> Exercise aim: From the listing below, pull out all lines with "Polityki" in them.

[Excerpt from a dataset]
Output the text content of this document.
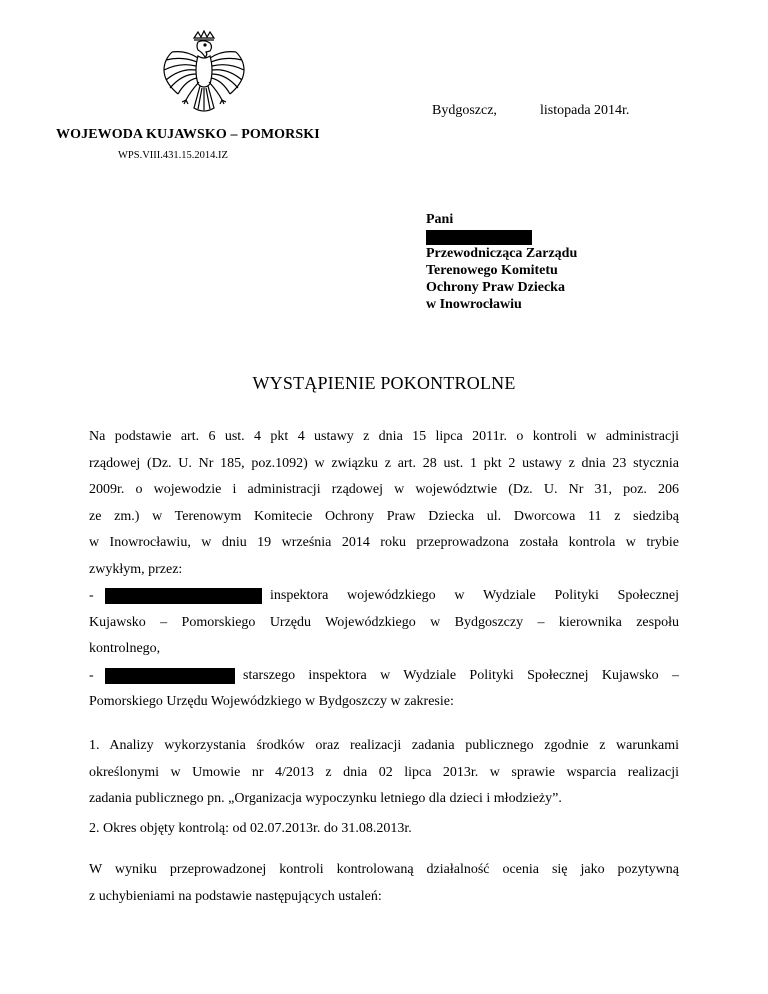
Bydgoszcz,	listopada 2014r.
WOJEWODA KUJAWSKO – POMORSKI
WPS.VIII.431.15.2014.IZ
Pani
Przewodnicząca Zarządu
Terenowego Komitetu
Ochrony Praw Dziecka
w Inowrocławiu
WYSTĄPIENIE POKONTROLNE
Na podstawie art. 6 ust. 4 pkt 4 ustawy z dnia 15 lipca 2011r. o kontroli w administracji
rządowej (Dz. U. Nr 185, poz.1092) w związku z art. 28 ust. 1 pkt 2 ustawy z dnia 23 stycznia
2009r. o wojewodzie i administracji rządowej w województwie (Dz. U. Nr 31, poz. 206
ze zm.) w Terenowym Komitecie Ochrony Praw Dziecka ul. Dworcowa 11 z siedzibą
w Inowrocławiu, w dniu 19 września 2014 roku przeprowadzona została kontrola w trybie
zwykłym, przez:
-	inspektora wojewódzkiego w Wydziale Polityki Społecznej
Kujawsko – Pomorskiego Urzędu Wojewódzkiego w Bydgoszczy – kierownika zespołu
kontrolnego,
-	starszego inspektora w Wydziale Polityki Społecznej Kujawsko –
Pomorskiego Urzędu Wojewódzkiego w Bydgoszczy w zakresie:
1. Analizy wykorzystania środków oraz realizacji zadania publicznego zgodnie z warunkami
określonymi w Umowie nr 4/2013 z dnia 02 lipca 2013r. w sprawie wsparcia realizacji
zadania publicznego pn. „Organizacja wypoczynku letniego dla dzieci i młodzieży”.
2. Okres objęty kontrolą: od 02.07.2013r. do 31.08.2013r.
W wyniku przeprowadzonej kontroli kontrolowaną działalność ocenia się jako pozytywną
z uchybieniami na podstawie następujących ustaleń:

> Answer to this exercise:
-	inspektora wojewódzkiego w Wydziale Polityki Społecznej
-	starszego inspektora w Wydziale Polityki Społecznej Kujawsko –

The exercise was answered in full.